⟨

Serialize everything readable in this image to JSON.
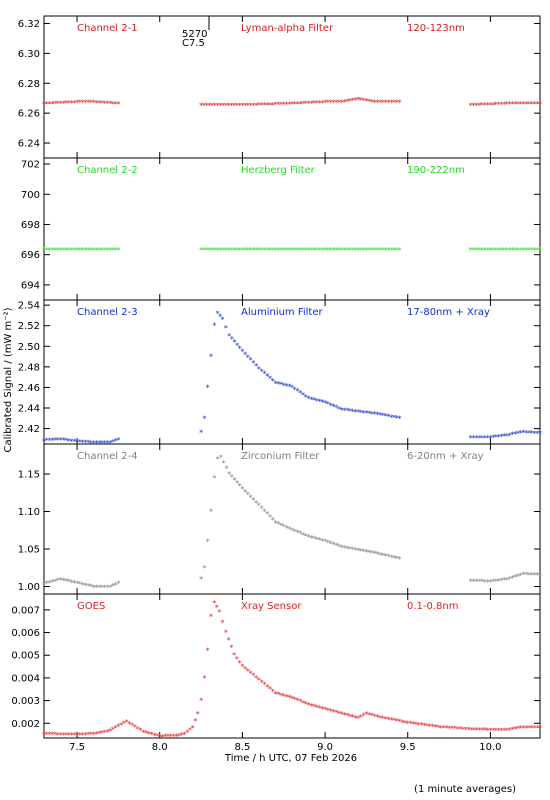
{
  "ylabel": "Calibrated Signal / (mW m⁻²)",
  "xlabel": "Time / h UTC, 07 Feb 2026",
  "footnote": "(1 minute averages)",
  "marker": {
    "top": "5270",
    "bottom": "C7.5"
  },
  "xlim": [
    7.3,
    10.3
  ],
  "xticks": [
    "7.5",
    "8.0",
    "8.5",
    "9.0",
    "9.5",
    "10.0"
  ],
  "panels": [
    {
      "channel": "Channel 2-1",
      "filter": "Lyman-alpha Filter",
      "band": "120-123nm",
      "color": "#d42020",
      "ylim": [
        6.23,
        6.325
      ],
      "yticks": [
        "6.24",
        "6.26",
        "6.28",
        "6.30",
        "6.32"
      ],
      "segments": [
        [
          [
            7.3,
            6.266
          ],
          [
            7.5,
            6.267
          ],
          [
            7.6,
            6.267
          ],
          [
            7.75,
            6.266
          ]
        ],
        [
          [
            8.25,
            6.265
          ],
          [
            8.5,
            6.265
          ],
          [
            8.8,
            6.266
          ],
          [
            9.0,
            6.267
          ],
          [
            9.1,
            6.267
          ],
          [
            9.2,
            6.269
          ],
          [
            9.3,
            6.267
          ],
          [
            9.45,
            6.267
          ]
        ],
        [
          [
            9.88,
            6.265
          ],
          [
            10.1,
            6.266
          ],
          [
            10.3,
            6.266
          ]
        ]
      ]
    },
    {
      "channel": "Channel 2-2",
      "filter": "Herzberg Filter",
      "band": "190-222nm",
      "color": "#22dd22",
      "ylim": [
        693,
        702.4
      ],
      "yticks": [
        "694",
        "696",
        "698",
        "700",
        "702"
      ],
      "segments": [
        [
          [
            7.3,
            696.3
          ],
          [
            7.75,
            696.3
          ]
        ],
        [
          [
            8.25,
            696.3
          ],
          [
            9.45,
            696.3
          ]
        ],
        [
          [
            9.88,
            696.3
          ],
          [
            10.3,
            696.3
          ]
        ]
      ]
    },
    {
      "channel": "Channel 2-3",
      "filter": "Aluminium Filter",
      "band": "17-80nm + Xray",
      "color": "#1030cc",
      "ylim": [
        2.405,
        2.545
      ],
      "yticks": [
        "2.42",
        "2.44",
        "2.46",
        "2.48",
        "2.50",
        "2.52",
        "2.54"
      ],
      "segments": [
        [
          [
            7.3,
            2.408
          ],
          [
            7.4,
            2.409
          ],
          [
            7.5,
            2.407
          ],
          [
            7.6,
            2.406
          ],
          [
            7.7,
            2.406
          ],
          [
            7.75,
            2.409
          ]
        ],
        [
          [
            8.25,
            2.416
          ],
          [
            8.27,
            2.43
          ],
          [
            8.29,
            2.46
          ],
          [
            8.31,
            2.49
          ],
          [
            8.33,
            2.52
          ],
          [
            8.35,
            2.532
          ],
          [
            8.38,
            2.526
          ],
          [
            8.42,
            2.51
          ],
          [
            8.5,
            2.495
          ],
          [
            8.6,
            2.478
          ],
          [
            8.7,
            2.464
          ],
          [
            8.8,
            2.46
          ],
          [
            8.9,
            2.449
          ],
          [
            9.0,
            2.445
          ],
          [
            9.1,
            2.438
          ],
          [
            9.2,
            2.436
          ],
          [
            9.3,
            2.434
          ],
          [
            9.4,
            2.431
          ],
          [
            9.45,
            2.43
          ]
        ],
        [
          [
            9.88,
            2.411
          ],
          [
            10.0,
            2.411
          ],
          [
            10.1,
            2.413
          ],
          [
            10.2,
            2.416
          ],
          [
            10.3,
            2.415
          ]
        ]
      ]
    },
    {
      "channel": "Channel 2-4",
      "filter": "Zirconium Filter",
      "band": "6-20nm + Xray",
      "color": "#808080",
      "ylim": [
        0.99,
        1.19
      ],
      "yticks": [
        "1.00",
        "1.05",
        "1.10",
        "1.15"
      ],
      "segments": [
        [
          [
            7.3,
            1.003
          ],
          [
            7.4,
            1.009
          ],
          [
            7.5,
            1.004
          ],
          [
            7.6,
            0.999
          ],
          [
            7.7,
            0.999
          ],
          [
            7.75,
            1.004
          ]
        ],
        [
          [
            8.25,
            1.01
          ],
          [
            8.27,
            1.025
          ],
          [
            8.29,
            1.06
          ],
          [
            8.31,
            1.1
          ],
          [
            8.33,
            1.145
          ],
          [
            8.35,
            1.17
          ],
          [
            8.37,
            1.172
          ],
          [
            8.42,
            1.15
          ],
          [
            8.5,
            1.13
          ],
          [
            8.6,
            1.108
          ],
          [
            8.7,
            1.085
          ],
          [
            8.8,
            1.075
          ],
          [
            8.9,
            1.066
          ],
          [
            9.0,
            1.06
          ],
          [
            9.1,
            1.052
          ],
          [
            9.2,
            1.048
          ],
          [
            9.3,
            1.044
          ],
          [
            9.4,
            1.039
          ],
          [
            9.45,
            1.037
          ]
        ],
        [
          [
            9.88,
            1.007
          ],
          [
            10.0,
            1.006
          ],
          [
            10.1,
            1.009
          ],
          [
            10.2,
            1.016
          ],
          [
            10.3,
            1.015
          ]
        ]
      ]
    },
    {
      "channel": "GOES",
      "filter": "Xray Sensor",
      "band": "0.1-0.8nm",
      "color": "#e02020",
      "ylim": [
        0.00135,
        0.0077
      ],
      "yticks": [
        "0.002",
        "0.003",
        "0.004",
        "0.005",
        "0.006",
        "0.007"
      ],
      "segments": [
        [
          [
            7.3,
            0.0015
          ],
          [
            7.5,
            0.00148
          ],
          [
            7.6,
            0.0015
          ],
          [
            7.7,
            0.00165
          ],
          [
            7.8,
            0.00205
          ],
          [
            7.9,
            0.0016
          ],
          [
            8.0,
            0.0014
          ],
          [
            8.1,
            0.00142
          ],
          [
            8.15,
            0.0015
          ],
          [
            8.2,
            0.0018
          ],
          [
            8.23,
            0.0024
          ],
          [
            8.25,
            0.003
          ],
          [
            8.27,
            0.004
          ],
          [
            8.29,
            0.0052
          ],
          [
            8.31,
            0.0067
          ],
          [
            8.33,
            0.0073
          ],
          [
            8.36,
            0.0069
          ],
          [
            8.4,
            0.006
          ],
          [
            8.45,
            0.005
          ],
          [
            8.5,
            0.0045
          ],
          [
            8.6,
            0.0039
          ],
          [
            8.7,
            0.0033
          ],
          [
            8.8,
            0.0031
          ],
          [
            8.9,
            0.0028
          ],
          [
            9.0,
            0.0026
          ],
          [
            9.1,
            0.0024
          ],
          [
            9.2,
            0.0022
          ],
          [
            9.25,
            0.0024
          ],
          [
            9.35,
            0.0022
          ],
          [
            9.5,
            0.002
          ],
          [
            9.7,
            0.0018
          ],
          [
            9.9,
            0.0017
          ],
          [
            10.1,
            0.00168
          ],
          [
            10.2,
            0.0018
          ],
          [
            10.3,
            0.0018
          ]
        ]
      ]
    }
  ],
  "chart_data": {
    "type": "scatter",
    "xlabel": "Time / h UTC, 07 Feb 2026",
    "ylabel": "Calibrated Signal / (mW m⁻²)",
    "xlim": [
      7.3,
      10.3
    ],
    "charts": [
      {
        "title": "Channel 2-1 Lyman-alpha Filter 120-123nm",
        "ylim": [
          6.23,
          6.325
        ],
        "series": [
          {
            "name": "Channel 2-1",
            "x": [
              7.3,
              7.5,
              7.75,
              8.25,
              8.5,
              9.0,
              9.2,
              9.45,
              9.88,
              10.3
            ],
            "values": [
              6.266,
              6.267,
              6.266,
              6.265,
              6.265,
              6.267,
              6.269,
              6.267,
              6.265,
              6.266
            ]
          }
        ]
      },
      {
        "title": "Channel 2-2 Herzberg Filter 190-222nm",
        "ylim": [
          693,
          702.4
        ],
        "series": [
          {
            "name": "Channel 2-2",
            "x": [
              7.3,
              7.75,
              8.25,
              9.45,
              9.88,
              10.3
            ],
            "values": [
              696.3,
              696.3,
              696.3,
              696.3,
              696.3,
              696.3
            ]
          }
        ]
      },
      {
        "title": "Channel 2-3 Aluminium Filter 17-80nm + Xray",
        "ylim": [
          2.405,
          2.545
        ],
        "series": [
          {
            "name": "Channel 2-3",
            "x": [
              7.3,
              7.75,
              8.25,
              8.35,
              8.5,
              9.0,
              9.45,
              9.88,
              10.3
            ],
            "values": [
              2.408,
              2.409,
              2.416,
              2.532,
              2.495,
              2.445,
              2.43,
              2.411,
              2.415
            ]
          }
        ]
      },
      {
        "title": "Channel 2-4 Zirconium Filter 6-20nm + Xray",
        "ylim": [
          0.99,
          1.19
        ],
        "series": [
          {
            "name": "Channel 2-4",
            "x": [
              7.3,
              7.75,
              8.25,
              8.37,
              8.5,
              9.0,
              9.45,
              9.88,
              10.3
            ],
            "values": [
              1.003,
              1.004,
              1.01,
              1.172,
              1.13,
              1.06,
              1.037,
              1.007,
              1.015
            ]
          }
        ]
      },
      {
        "title": "GOES Xray Sensor 0.1-0.8nm",
        "ylim": [
          0.00135,
          0.0077
        ],
        "series": [
          {
            "name": "GOES",
            "x": [
              7.3,
              7.8,
              8.0,
              8.25,
              8.33,
              8.5,
              9.0,
              9.5,
              10.0,
              10.3
            ],
            "values": [
              0.0015,
              0.00205,
              0.0014,
              0.003,
              0.0073,
              0.0045,
              0.0026,
              0.002,
              0.0017,
              0.0018
            ]
          }
        ]
      }
    ]
  }
}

⟩

## Task requirements
Extract every line containing the string "Xray" from the material.

## Result
      "band": "17-80nm + Xray",
      "band": "6-20nm + Xray",
      "filter": "Xray Sensor",
        "title": "Channel 2-3 Aluminium Filter 17-80nm + Xray",
        "title": "Channel 2-4 Zirconium Filter 6-20nm + Xray",
        "title": "GOES Xray Sensor 0.1-0.8nm",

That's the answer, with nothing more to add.